--- Begin INFORMATION SHOWN ---

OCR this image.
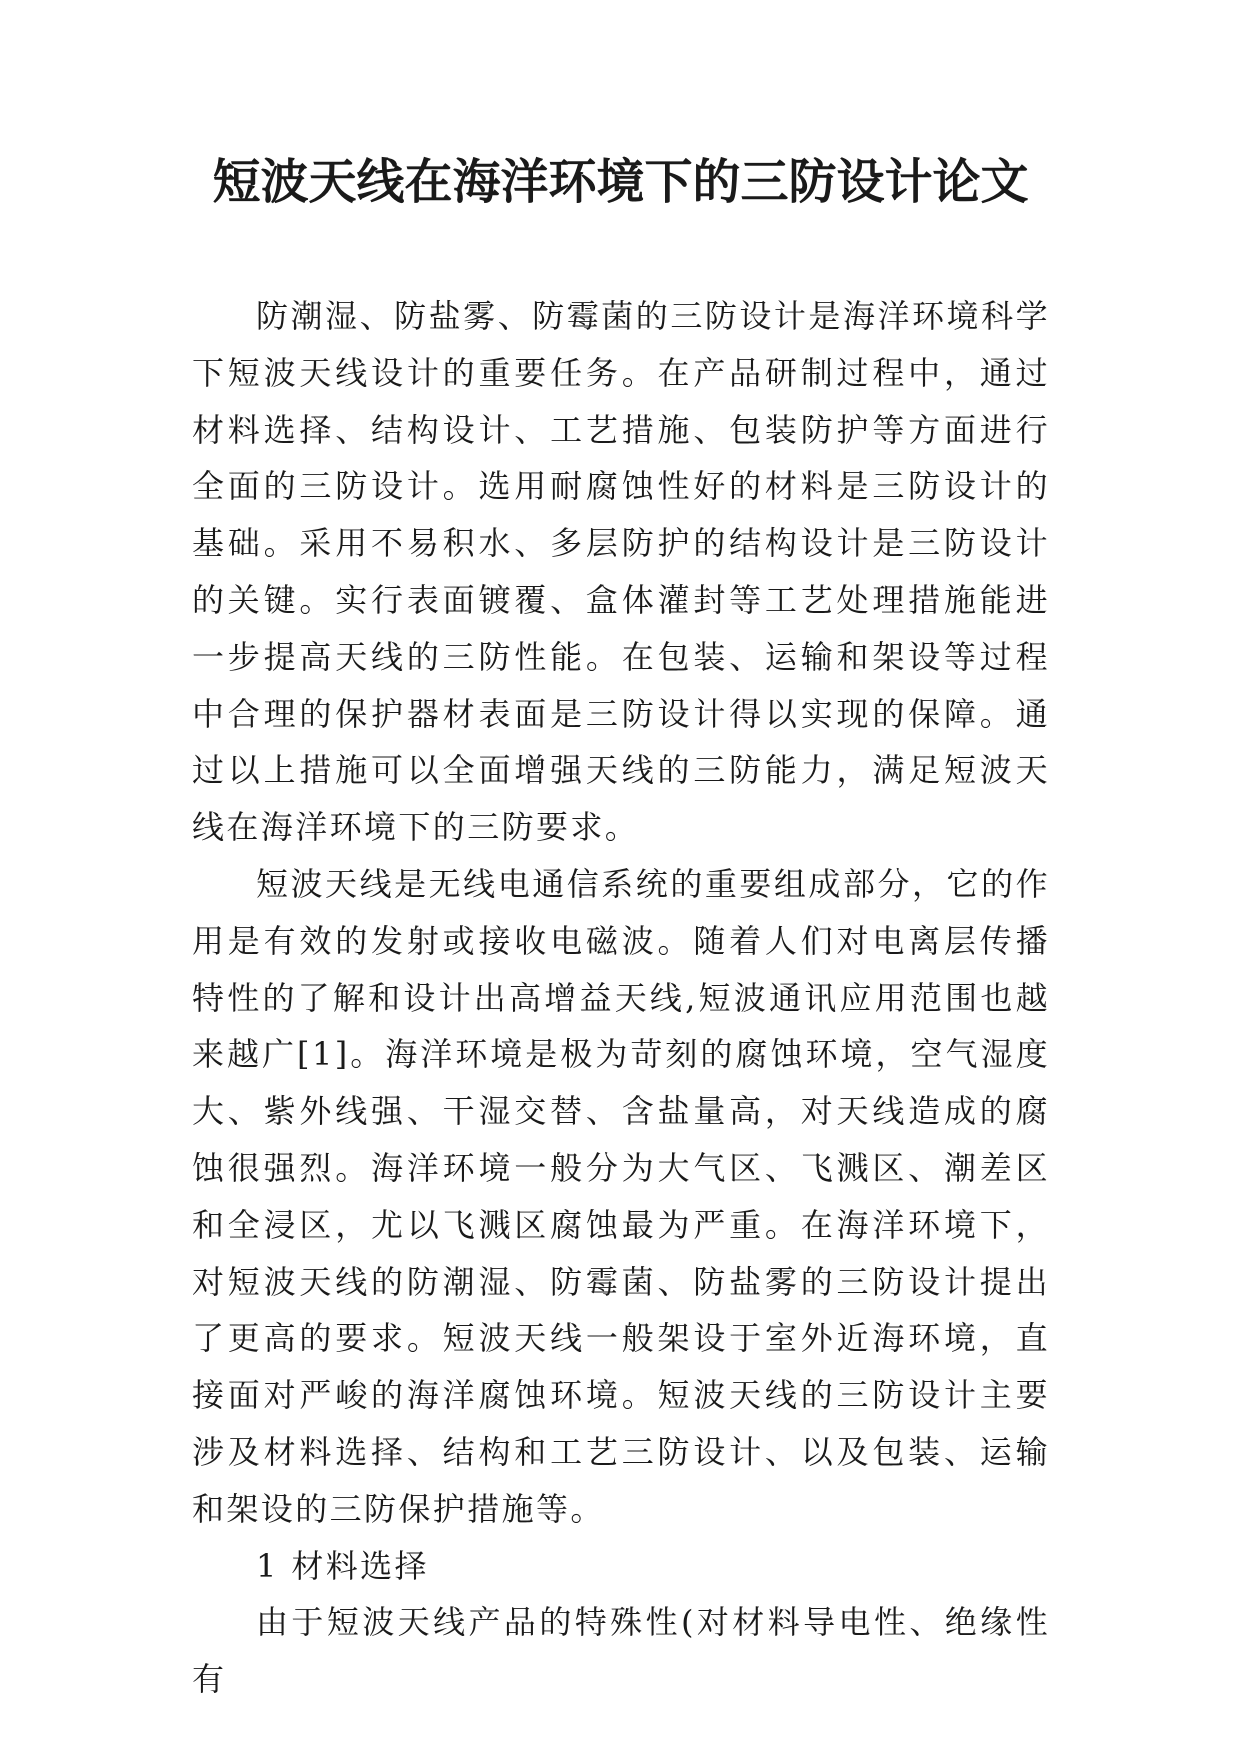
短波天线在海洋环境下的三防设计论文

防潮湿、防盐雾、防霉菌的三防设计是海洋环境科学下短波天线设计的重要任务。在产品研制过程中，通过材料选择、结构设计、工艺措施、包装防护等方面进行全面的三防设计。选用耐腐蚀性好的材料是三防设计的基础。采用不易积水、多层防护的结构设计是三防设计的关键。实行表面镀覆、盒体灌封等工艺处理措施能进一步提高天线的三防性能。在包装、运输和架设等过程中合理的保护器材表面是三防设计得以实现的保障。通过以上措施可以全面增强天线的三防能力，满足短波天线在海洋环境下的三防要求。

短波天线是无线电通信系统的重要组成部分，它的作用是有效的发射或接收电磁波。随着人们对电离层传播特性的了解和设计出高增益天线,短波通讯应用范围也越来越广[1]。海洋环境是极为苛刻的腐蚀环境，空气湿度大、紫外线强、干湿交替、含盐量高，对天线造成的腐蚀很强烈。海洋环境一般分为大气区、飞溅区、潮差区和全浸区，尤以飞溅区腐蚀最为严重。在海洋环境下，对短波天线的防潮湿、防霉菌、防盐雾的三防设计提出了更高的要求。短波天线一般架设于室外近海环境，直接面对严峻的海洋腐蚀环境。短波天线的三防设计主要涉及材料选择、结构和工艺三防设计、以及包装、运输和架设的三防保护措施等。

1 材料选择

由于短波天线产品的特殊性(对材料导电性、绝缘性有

--- End INFORMATION SHOWN ---

» **DIRECTIONS**
From the material above, copy everything exactly but the pictures.

» **CORRECT RESPONSE**
OCR this image.
短波天线在海洋环境下的三防设计论文

防潮湿、防盐雾、防霉菌的三防设计是海洋环境科学下短波天线设计的重要任务。在产品研制过程中，通过材料选择、结构设计、工艺措施、包装防护等方面进行全面的三防设计。选用耐腐蚀性好的材料是三防设计的基础。采用不易积水、多层防护的结构设计是三防设计的关键。实行表面镀覆、盒体灌封等工艺处理措施能进一步提高天线的三防性能。在包装、运输和架设等过程中合理的保护器材表面是三防设计得以实现的保障。通过以上措施可以全面增强天线的三防能力，满足短波天线在海洋环境下的三防要求。

短波天线是无线电通信系统的重要组成部分，它的作用是有效的发射或接收电磁波。随着人们对电离层传播特性的了解和设计出高增益天线,短波通讯应用范围也越来越广[1]。海洋环境是极为苛刻的腐蚀环境，空气湿度大、紫外线强、干湿交替、含盐量高，对天线造成的腐蚀很强烈。海洋环境一般分为大气区、飞溅区、潮差区和全浸区，尤以飞溅区腐蚀最为严重。在海洋环境下，对短波天线的防潮湿、防霉菌、防盐雾的三防设计提出了更高的要求。短波天线一般架设于室外近海环境，直接面对严峻的海洋腐蚀环境。短波天线的三防设计主要涉及材料选择、结构和工艺三防设计、以及包装、运输和架设的三防保护措施等。

1 材料选择

由于短波天线产品的特殊性(对材料导电性、绝缘性有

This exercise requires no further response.